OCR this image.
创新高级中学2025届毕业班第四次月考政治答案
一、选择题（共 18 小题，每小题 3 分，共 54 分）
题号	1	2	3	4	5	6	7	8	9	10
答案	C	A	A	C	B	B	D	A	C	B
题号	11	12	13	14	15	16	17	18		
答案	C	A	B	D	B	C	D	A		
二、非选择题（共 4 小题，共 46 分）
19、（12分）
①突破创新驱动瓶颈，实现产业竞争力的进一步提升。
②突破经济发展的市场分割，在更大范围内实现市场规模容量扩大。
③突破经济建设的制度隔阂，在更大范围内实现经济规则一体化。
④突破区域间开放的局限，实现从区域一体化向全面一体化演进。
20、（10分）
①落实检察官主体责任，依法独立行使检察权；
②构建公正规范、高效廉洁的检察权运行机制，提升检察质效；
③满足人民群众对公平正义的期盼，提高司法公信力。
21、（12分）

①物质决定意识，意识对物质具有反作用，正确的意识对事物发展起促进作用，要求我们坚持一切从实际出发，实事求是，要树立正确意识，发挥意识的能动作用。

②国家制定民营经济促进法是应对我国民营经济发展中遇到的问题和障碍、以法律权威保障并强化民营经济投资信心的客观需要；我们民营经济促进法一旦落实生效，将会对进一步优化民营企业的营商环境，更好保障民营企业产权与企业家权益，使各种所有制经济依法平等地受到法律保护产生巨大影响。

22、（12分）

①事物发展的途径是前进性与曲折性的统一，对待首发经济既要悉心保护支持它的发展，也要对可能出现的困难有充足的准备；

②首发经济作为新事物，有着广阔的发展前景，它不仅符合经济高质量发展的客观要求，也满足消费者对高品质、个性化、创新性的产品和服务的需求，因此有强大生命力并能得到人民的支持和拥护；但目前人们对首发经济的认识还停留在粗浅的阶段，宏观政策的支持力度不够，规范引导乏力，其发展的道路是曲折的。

* What to work on
From the records above, extract each line exactly as shown.

* Full answer
OCR this image.
创新高级中学2025届毕业班第四次月考政治答案
一、选择题（共 18 小题，每小题 3 分，共 54 分）
题号	1	2	3	4	5	6	7	8	9	10
答案	C	A	A	C	B	B	D	A	C	B
题号	11	12	13	14	15	16	17	18		
答案	C	A	B	D	B	C	D	A		
二、非选择题（共 4 小题，共 46 分）
19、（12分）
①突破创新驱动瓶颈，实现产业竞争力的进一步提升。
②突破经济发展的市场分割，在更大范围内实现市场规模容量扩大。
③突破经济建设的制度隔阂，在更大范围内实现经济规则一体化。
④突破区域间开放的局限，实现从区域一体化向全面一体化演进。
20、（10分）
①落实检察官主体责任，依法独立行使检察权；
②构建公正规范、高效廉洁的检察权运行机制，提升检察质效；
③满足人民群众对公平正义的期盼，提高司法公信力。
21、（12分）

①物质决定意识，意识对物质具有反作用，正确的意识对事物发展起促进作用，要求我们坚持一切从实际出发，实事求是，要树立正确意识，发挥意识的能动作用。

②国家制定民营经济促进法是应对我国民营经济发展中遇到的问题和障碍、以法律权威保障并强化民营经济投资信心的客观需要；我们民营经济促进法一旦落实生效，将会对进一步优化民营企业的营商环境，更好保障民营企业产权与企业家权益，使各种所有制经济依法平等地受到法律保护产生巨大影响。

22、（12分）

①事物发展的途径是前进性与曲折性的统一，对待首发经济既要悉心保护支持它的发展，也要对可能出现的困难有充足的准备；

②首发经济作为新事物，有着广阔的发展前景，它不仅符合经济高质量发展的客观要求，也满足消费者对高品质、个性化、创新性的产品和服务的需求，因此有强大生命力并能得到人民的支持和拥护；但目前人们对首发经济的认识还停留在粗浅的阶段，宏观政策的支持力度不够，规范引导乏力，其发展的道路是曲折的。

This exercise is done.